Set task: Copy all the material below, exactly as it stands.

----- Extracted data -----

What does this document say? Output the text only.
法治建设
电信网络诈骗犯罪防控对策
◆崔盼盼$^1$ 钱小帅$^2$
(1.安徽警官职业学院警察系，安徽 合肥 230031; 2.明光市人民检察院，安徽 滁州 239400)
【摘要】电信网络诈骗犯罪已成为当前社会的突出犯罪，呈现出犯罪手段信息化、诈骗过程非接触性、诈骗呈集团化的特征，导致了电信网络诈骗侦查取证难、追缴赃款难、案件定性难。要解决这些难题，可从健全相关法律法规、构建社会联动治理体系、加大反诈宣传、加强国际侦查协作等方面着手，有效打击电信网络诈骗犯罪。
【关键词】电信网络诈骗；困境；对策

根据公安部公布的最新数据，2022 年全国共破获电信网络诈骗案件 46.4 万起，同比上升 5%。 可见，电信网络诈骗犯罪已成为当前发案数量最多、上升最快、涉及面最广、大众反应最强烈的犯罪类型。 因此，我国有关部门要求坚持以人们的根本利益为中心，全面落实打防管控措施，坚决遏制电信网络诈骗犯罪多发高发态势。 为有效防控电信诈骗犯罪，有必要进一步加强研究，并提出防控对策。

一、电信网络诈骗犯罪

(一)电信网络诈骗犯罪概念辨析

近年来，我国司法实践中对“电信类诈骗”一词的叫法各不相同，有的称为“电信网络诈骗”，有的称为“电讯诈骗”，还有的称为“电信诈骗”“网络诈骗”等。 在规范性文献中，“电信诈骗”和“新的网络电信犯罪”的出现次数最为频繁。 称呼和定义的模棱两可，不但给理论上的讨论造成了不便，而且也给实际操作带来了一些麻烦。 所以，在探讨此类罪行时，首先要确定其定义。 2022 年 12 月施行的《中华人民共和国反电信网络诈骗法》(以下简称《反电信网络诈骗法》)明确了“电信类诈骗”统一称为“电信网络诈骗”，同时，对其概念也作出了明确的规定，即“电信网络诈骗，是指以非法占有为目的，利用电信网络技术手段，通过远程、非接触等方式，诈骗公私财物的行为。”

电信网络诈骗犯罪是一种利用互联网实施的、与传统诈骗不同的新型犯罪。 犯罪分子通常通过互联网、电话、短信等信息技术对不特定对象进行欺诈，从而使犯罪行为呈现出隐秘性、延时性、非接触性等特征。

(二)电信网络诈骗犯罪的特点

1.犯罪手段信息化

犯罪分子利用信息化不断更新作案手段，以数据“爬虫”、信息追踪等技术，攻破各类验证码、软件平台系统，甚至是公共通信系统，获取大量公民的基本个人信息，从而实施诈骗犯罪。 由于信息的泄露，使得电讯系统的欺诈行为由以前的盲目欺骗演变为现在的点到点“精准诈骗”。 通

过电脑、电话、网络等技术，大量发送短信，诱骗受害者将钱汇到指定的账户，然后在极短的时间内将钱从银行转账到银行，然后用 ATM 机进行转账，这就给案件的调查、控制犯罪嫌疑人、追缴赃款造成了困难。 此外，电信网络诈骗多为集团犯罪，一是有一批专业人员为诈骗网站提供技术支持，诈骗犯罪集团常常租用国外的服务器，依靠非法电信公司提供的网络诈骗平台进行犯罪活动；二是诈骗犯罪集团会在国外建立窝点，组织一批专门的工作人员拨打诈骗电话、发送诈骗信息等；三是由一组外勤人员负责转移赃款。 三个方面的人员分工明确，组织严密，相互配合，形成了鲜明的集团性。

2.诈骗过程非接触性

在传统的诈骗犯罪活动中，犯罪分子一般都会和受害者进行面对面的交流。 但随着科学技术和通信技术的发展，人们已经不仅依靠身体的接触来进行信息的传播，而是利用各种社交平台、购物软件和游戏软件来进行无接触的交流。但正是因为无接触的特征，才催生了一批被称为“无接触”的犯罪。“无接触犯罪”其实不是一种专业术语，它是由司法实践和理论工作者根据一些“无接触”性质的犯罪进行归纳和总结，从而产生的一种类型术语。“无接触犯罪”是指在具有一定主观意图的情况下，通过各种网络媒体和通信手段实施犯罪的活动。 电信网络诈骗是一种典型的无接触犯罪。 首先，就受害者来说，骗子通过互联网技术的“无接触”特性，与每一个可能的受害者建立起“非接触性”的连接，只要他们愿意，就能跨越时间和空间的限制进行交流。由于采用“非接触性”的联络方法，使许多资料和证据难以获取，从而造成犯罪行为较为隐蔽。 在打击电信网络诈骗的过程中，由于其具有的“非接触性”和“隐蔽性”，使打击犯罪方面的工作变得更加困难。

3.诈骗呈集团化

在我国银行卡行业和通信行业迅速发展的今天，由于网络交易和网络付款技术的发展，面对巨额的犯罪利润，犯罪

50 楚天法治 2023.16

-----

Answer to the exercise:
What does this document say? Output the text only.
法治建设
电信网络诈骗犯罪防控对策
◆崔盼盼$^1$ 钱小帅$^2$
(1.安徽警官职业学院警察系，安徽 合肥 230031; 2.明光市人民检察院，安徽 滁州 239400)
【摘要】电信网络诈骗犯罪已成为当前社会的突出犯罪，呈现出犯罪手段信息化、诈骗过程非接触性、诈骗呈集团化的特征，导致了电信网络诈骗侦查取证难、追缴赃款难、案件定性难。要解决这些难题，可从健全相关法律法规、构建社会联动治理体系、加大反诈宣传、加强国际侦查协作等方面着手，有效打击电信网络诈骗犯罪。
【关键词】电信网络诈骗；困境；对策

根据公安部公布的最新数据，2022 年全国共破获电信网络诈骗案件 46.4 万起，同比上升 5%。 可见，电信网络诈骗犯罪已成为当前发案数量最多、上升最快、涉及面最广、大众反应最强烈的犯罪类型。 因此，我国有关部门要求坚持以人们的根本利益为中心，全面落实打防管控措施，坚决遏制电信网络诈骗犯罪多发高发态势。 为有效防控电信诈骗犯罪，有必要进一步加强研究，并提出防控对策。

一、电信网络诈骗犯罪

(一)电信网络诈骗犯罪概念辨析

近年来，我国司法实践中对“电信类诈骗”一词的叫法各不相同，有的称为“电信网络诈骗”，有的称为“电讯诈骗”，还有的称为“电信诈骗”“网络诈骗”等。 在规范性文献中，“电信诈骗”和“新的网络电信犯罪”的出现次数最为频繁。 称呼和定义的模棱两可，不但给理论上的讨论造成了不便，而且也给实际操作带来了一些麻烦。 所以，在探讨此类罪行时，首先要确定其定义。 2022 年 12 月施行的《中华人民共和国反电信网络诈骗法》(以下简称《反电信网络诈骗法》)明确了“电信类诈骗”统一称为“电信网络诈骗”，同时，对其概念也作出了明确的规定，即“电信网络诈骗，是指以非法占有为目的，利用电信网络技术手段，通过远程、非接触等方式，诈骗公私财物的行为。”

电信网络诈骗犯罪是一种利用互联网实施的、与传统诈骗不同的新型犯罪。 犯罪分子通常通过互联网、电话、短信等信息技术对不特定对象进行欺诈，从而使犯罪行为呈现出隐秘性、延时性、非接触性等特征。

(二)电信网络诈骗犯罪的特点

1.犯罪手段信息化

犯罪分子利用信息化不断更新作案手段，以数据“爬虫”、信息追踪等技术，攻破各类验证码、软件平台系统，甚至是公共通信系统，获取大量公民的基本个人信息，从而实施诈骗犯罪。 由于信息的泄露，使得电讯系统的欺诈行为由以前的盲目欺骗演变为现在的点到点“精准诈骗”。 通

过电脑、电话、网络等技术，大量发送短信，诱骗受害者将钱汇到指定的账户，然后在极短的时间内将钱从银行转账到银行，然后用 ATM 机进行转账，这就给案件的调查、控制犯罪嫌疑人、追缴赃款造成了困难。 此外，电信网络诈骗多为集团犯罪，一是有一批专业人员为诈骗网站提供技术支持，诈骗犯罪集团常常租用国外的服务器，依靠非法电信公司提供的网络诈骗平台进行犯罪活动；二是诈骗犯罪集团会在国外建立窝点，组织一批专门的工作人员拨打诈骗电话、发送诈骗信息等；三是由一组外勤人员负责转移赃款。 三个方面的人员分工明确，组织严密，相互配合，形成了鲜明的集团性。

2.诈骗过程非接触性

在传统的诈骗犯罪活动中，犯罪分子一般都会和受害者进行面对面的交流。 但随着科学技术和通信技术的发展，人们已经不仅依靠身体的接触来进行信息的传播，而是利用各种社交平台、购物软件和游戏软件来进行无接触的交流。但正是因为无接触的特征，才催生了一批被称为“无接触”的犯罪。“无接触犯罪”其实不是一种专业术语，它是由司法实践和理论工作者根据一些“无接触”性质的犯罪进行归纳和总结，从而产生的一种类型术语。“无接触犯罪”是指在具有一定主观意图的情况下，通过各种网络媒体和通信手段实施犯罪的活动。 电信网络诈骗是一种典型的无接触犯罪。 首先，就受害者来说，骗子通过互联网技术的“无接触”特性，与每一个可能的受害者建立起“非接触性”的连接，只要他们愿意，就能跨越时间和空间的限制进行交流。由于采用“非接触性”的联络方法，使许多资料和证据难以获取，从而造成犯罪行为较为隐蔽。 在打击电信网络诈骗的过程中，由于其具有的“非接触性”和“隐蔽性”，使打击犯罪方面的工作变得更加困难。

3.诈骗呈集团化

在我国银行卡行业和通信行业迅速发展的今天，由于网络交易和网络付款技术的发展，面对巨额的犯罪利润，犯罪

50 楚天法治 2023.16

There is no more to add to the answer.